*Task goal*: Convert the records below into a Markdown table with the columns "Row" and "Line", numbering each line and skipping any blank ones. Leave the pictures out of the table.

*Layout coordinate data*:
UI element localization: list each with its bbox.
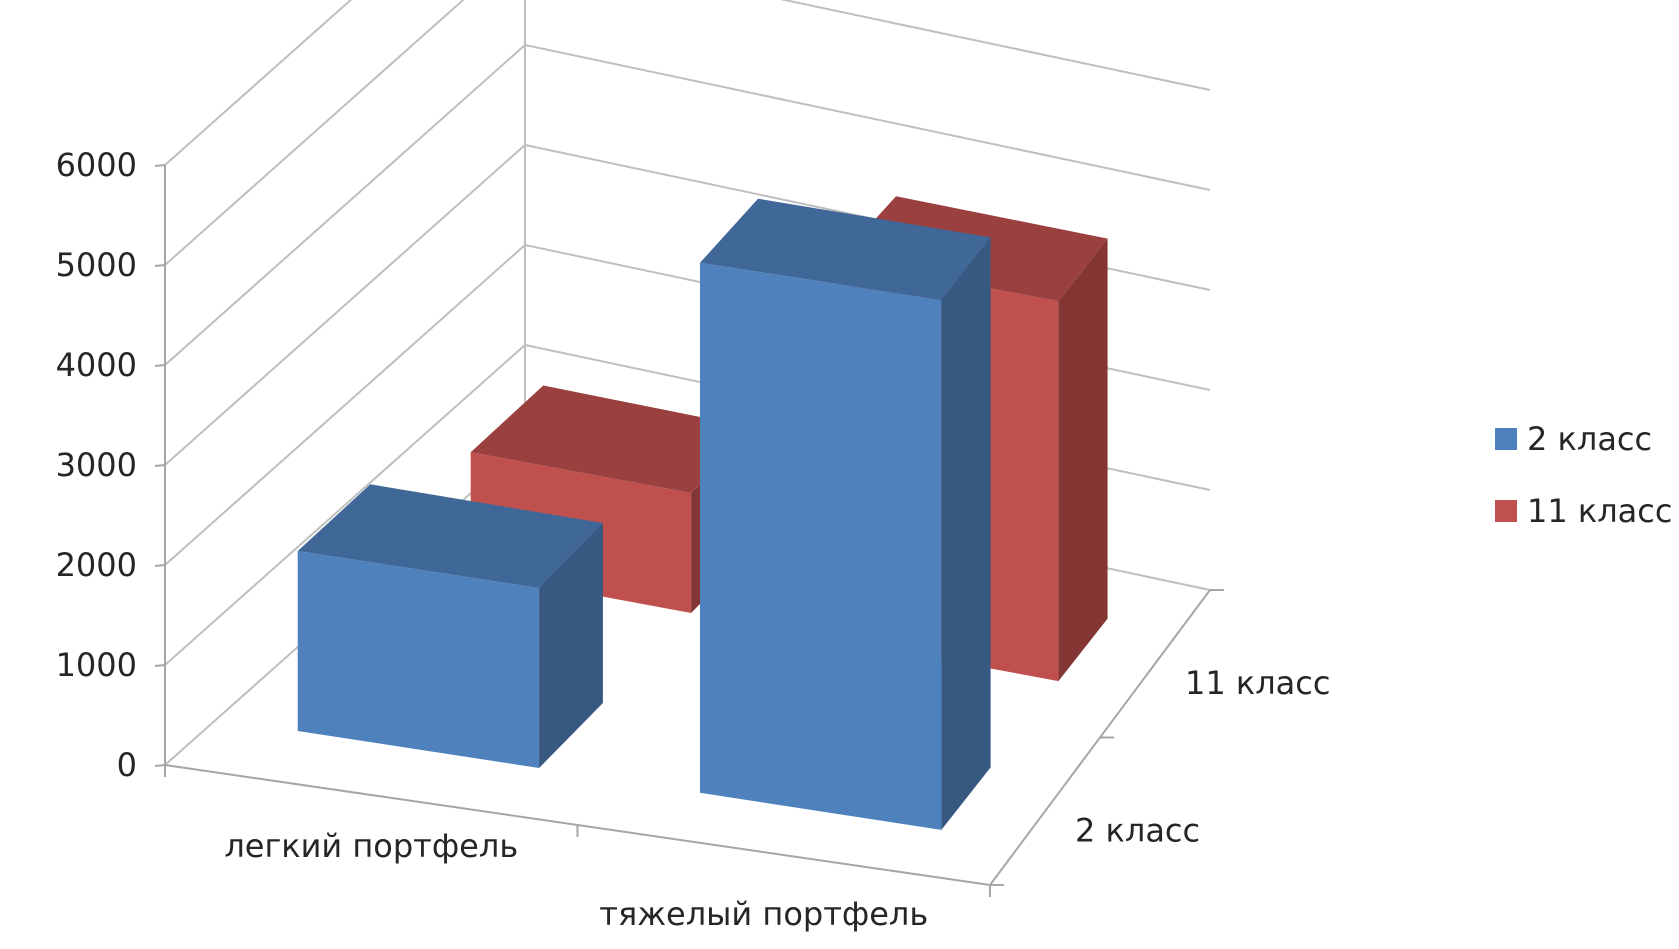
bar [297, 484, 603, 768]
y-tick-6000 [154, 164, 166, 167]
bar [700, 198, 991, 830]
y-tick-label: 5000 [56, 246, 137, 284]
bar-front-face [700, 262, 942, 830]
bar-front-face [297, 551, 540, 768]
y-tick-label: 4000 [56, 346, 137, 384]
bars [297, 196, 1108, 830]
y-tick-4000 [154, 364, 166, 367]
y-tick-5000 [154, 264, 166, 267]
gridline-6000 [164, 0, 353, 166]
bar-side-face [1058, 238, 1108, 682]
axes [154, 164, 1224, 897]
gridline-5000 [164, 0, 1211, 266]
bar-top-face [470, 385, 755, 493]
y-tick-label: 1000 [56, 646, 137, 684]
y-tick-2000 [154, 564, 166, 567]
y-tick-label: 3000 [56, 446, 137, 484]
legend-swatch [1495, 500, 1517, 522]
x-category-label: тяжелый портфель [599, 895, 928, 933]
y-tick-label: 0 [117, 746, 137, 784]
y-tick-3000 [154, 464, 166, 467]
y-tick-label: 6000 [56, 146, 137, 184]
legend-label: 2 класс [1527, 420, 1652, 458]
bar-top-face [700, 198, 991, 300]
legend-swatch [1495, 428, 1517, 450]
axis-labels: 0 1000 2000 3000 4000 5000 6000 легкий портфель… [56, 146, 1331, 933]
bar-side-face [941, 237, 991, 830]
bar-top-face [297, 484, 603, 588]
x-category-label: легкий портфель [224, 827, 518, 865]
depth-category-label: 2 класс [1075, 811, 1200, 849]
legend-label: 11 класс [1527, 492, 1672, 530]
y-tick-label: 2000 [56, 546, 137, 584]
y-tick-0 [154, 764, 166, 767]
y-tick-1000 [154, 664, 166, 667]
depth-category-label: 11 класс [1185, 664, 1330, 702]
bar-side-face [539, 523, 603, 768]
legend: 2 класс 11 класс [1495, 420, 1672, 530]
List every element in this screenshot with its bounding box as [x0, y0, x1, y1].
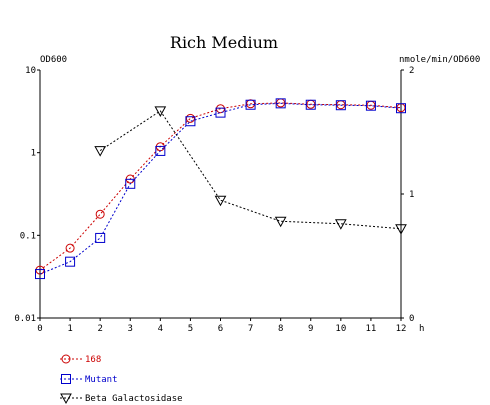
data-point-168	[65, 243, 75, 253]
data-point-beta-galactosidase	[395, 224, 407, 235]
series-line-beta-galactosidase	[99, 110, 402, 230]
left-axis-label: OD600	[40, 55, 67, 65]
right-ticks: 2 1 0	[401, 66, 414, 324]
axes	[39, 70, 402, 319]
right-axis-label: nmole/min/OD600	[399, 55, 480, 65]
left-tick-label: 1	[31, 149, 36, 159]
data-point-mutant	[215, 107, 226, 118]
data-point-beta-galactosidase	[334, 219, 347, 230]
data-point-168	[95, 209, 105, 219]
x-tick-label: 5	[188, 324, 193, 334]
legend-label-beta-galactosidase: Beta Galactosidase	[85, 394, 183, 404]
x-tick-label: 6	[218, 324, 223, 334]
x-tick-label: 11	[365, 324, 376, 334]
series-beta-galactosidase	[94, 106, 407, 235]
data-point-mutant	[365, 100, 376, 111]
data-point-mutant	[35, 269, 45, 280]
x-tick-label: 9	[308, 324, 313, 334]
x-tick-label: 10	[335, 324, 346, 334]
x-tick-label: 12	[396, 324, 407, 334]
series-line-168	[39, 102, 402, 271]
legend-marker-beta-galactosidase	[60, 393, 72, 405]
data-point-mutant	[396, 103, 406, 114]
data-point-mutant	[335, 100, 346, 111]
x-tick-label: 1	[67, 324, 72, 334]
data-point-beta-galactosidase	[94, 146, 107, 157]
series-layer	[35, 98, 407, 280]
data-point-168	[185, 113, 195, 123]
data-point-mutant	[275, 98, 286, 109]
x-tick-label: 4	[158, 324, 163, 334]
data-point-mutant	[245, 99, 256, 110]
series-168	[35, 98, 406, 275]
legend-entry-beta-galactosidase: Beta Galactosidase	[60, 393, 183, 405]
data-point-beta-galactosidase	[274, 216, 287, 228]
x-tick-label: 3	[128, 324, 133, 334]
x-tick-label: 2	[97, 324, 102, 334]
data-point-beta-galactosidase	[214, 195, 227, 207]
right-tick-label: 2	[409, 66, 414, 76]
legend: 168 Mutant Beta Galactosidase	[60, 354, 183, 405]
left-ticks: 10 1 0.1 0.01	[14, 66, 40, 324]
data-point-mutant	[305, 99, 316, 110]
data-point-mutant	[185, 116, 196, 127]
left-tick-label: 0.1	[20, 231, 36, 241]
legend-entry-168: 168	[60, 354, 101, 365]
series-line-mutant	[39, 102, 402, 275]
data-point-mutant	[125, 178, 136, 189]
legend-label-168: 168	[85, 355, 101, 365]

*Complete answer*:
| Row | Line |
|---|---|
| 1 | UI element localization: list each with its bbox. |
| 2 | bar [297, 484, 603, 768] |
| 3 | y-tick-6000 [154, 164, 166, 167] |
| 4 | bar [700, 198, 991, 830] |
| 5 | y-tick-label: 5000 [56, 246, 137, 284] |
| 6 | bar-front-face [700, 262, 942, 830] |
| 7 | bar-front-face [297, 551, 540, 768] |
| 8 | y-tick-label: 4000 [56, 346, 137, 384] |
| 9 | bars [297, 196, 1108, 830] |
| 10 | y-tick-4000 [154, 364, 166, 367] |
| 11 | y-tick-5000 [154, 264, 166, 267] |
| 12 | gridline-6000 [164, 0, 353, 166] |
| 13 | bar-side-face [1058, 238, 1108, 682] |
| 14 | axes [154, 164, 1224, 897] |
| 15 | gridline-5000 [164, 0, 1211, 266] |
| 16 | bar-top-face [470, 385, 755, 493] |
| 17 | y-tick-label: 1000 [56, 646, 137, 684] |
| 18 | y-tick-2000 [154, 564, 166, 567] |
| 19 | y-tick-label: 3000 [56, 446, 137, 484] |
| 20 | legend-swatch [1495, 500, 1517, 522] |
| 21 | x-category-label: тяжелый портфель [599, 895, 928, 933] |
| 22 | y-tick-label: 0 [117, 746, 137, 784] |
| 23 | y-tick-3000 [154, 464, 166, 467] |
| 24 | y-tick-label: 6000 [56, 146, 137, 184] |
| 25 | legend-label: 2 класс [1527, 420, 1652, 458] |
| 26 | bar-top-face [700, 198, 991, 300] |
| 27 | legend-swatch [1495, 428, 1517, 450] |
| 28 | axis-labels: 0 1000 2000 3000 4000 5000 6000 легкий портфель… [56, 146, 1331, 933] |
| 29 | bar-side-face [941, 237, 991, 830] |
| 30 | bar-top-face [297, 484, 603, 588] |
| 31 | x-category-label: легкий портфель [224, 827, 518, 865] |
| 32 | depth-category-label: 2 класс [1075, 811, 1200, 849] |
| 33 | legend-label: 11 класс [1527, 492, 1672, 530] |
| 34 | y-tick-label: 2000 [56, 546, 137, 584] |
| 35 | y-tick-0 [154, 764, 166, 767] |
| 36 | y-tick-1000 [154, 664, 166, 667] |
| 37 | depth-category-label: 11 класс [1185, 664, 1330, 702] |
| 38 | bar-side-face [539, 523, 603, 768] |
| 39 | legend: 2 класс 11 класс [1495, 420, 1672, 530] |
| 40 | List every element in this screenshot with its bounding box as [x0, y0, x1, y1]. |
| 41 | data-point-168	[65, 243, 75, 253] |
| 42 | data-point-beta-galactosidase	[395, 224, 407, 235] |
| 43 | series-line-beta-galactosidase	[99, 110, 402, 230] |
| 44 | left-axis-label: OD600	[40, 55, 67, 65] |
| 45 | right-ticks: 2 1 0	[401, 66, 414, 324] |
| 46 | axes	[39, 70, 402, 319] |
| 47 | right-axis-label: nmole/min/OD600	[399, 55, 480, 65] |
| 48 | left-tick-label: 1	[31, 149, 36, 159] |
| 49 | data-point-mutant	[215, 107, 226, 118] |
| 50 | data-point-beta-galactosidase	[334, 219, 347, 230] |
| 51 | data-point-168	[95, 209, 105, 219] |
| 52 | x-tick-label: 5	[188, 324, 193, 334] |
| 53 | legend-label-beta-galactosidase: Beta Galactosidase	[85, 394, 183, 404] |
| 54 | x-tick-label: 6	[218, 324, 223, 334] |
| 55 | x-tick-label: 11	[365, 324, 376, 334] |
| 56 | series-beta-galactosidase	[94, 106, 407, 235] |
| 57 | data-point-mutant	[365, 100, 376, 111] |
| 58 | data-point-mutant	[35, 269, 45, 280] |
| 59 | x-tick-label: 9	[308, 324, 313, 334] |
| 60 | x-tick-label: 10	[335, 324, 346, 334] |
| 61 | x-tick-label: 12	[396, 324, 407, 334] |
| 62 | series-line-168	[39, 102, 402, 271] |
| 63 | legend-marker-beta-galactosidase	[60, 393, 72, 405] |
| 64 | data-point-mutant	[396, 103, 406, 114] |
| 65 | data-point-mutant	[335, 100, 346, 111] |
| 66 | x-tick-label: 1	[67, 324, 72, 334] |
| 67 | data-point-beta-galactosidase	[94, 146, 107, 157] |
| 68 | series-layer	[35, 98, 407, 280] |
| 69 | data-point-168	[185, 113, 195, 123] |
| 70 | data-point-mutant	[275, 98, 286, 109] |
| 71 | x-tick-label: 4	[158, 324, 163, 334] |
| 72 | data-point-mutant	[245, 99, 256, 110] |
| 73 | series-168	[35, 98, 406, 275] |
| 74 | legend-entry-beta-galactosidase: Beta Galactosidase	[60, 393, 183, 405] |
| 75 | data-point-beta-galactosidase	[274, 216, 287, 228] |
| 76 | x-tick-label: 3	[128, 324, 133, 334] |
| 77 | x-tick-label: 2	[97, 324, 102, 334] |
| 78 | data-point-beta-galactosidase	[214, 195, 227, 207] |
| 79 | right-tick-label: 2	[409, 66, 414, 76] |
| 80 | legend: 168 Mutant Beta Galactosidase	[60, 354, 183, 405] |
| 81 | left-ticks: 10 1 0.1 0.01	[14, 66, 40, 324] |
| 82 | data-point-mutant	[305, 99, 316, 110] |
| 83 | data-point-mutant	[185, 116, 196, 127] |
| 84 | left-tick-label: 0.1	[20, 231, 36, 241] |
| 85 | legend-entry-168: 168	[60, 354, 101, 365] |
| 86 | series-line-mutant	[39, 102, 402, 275] |
| 87 | data-point-mutant	[125, 178, 136, 189] |
| 88 | legend-label-168: 168	[85, 355, 101, 365] |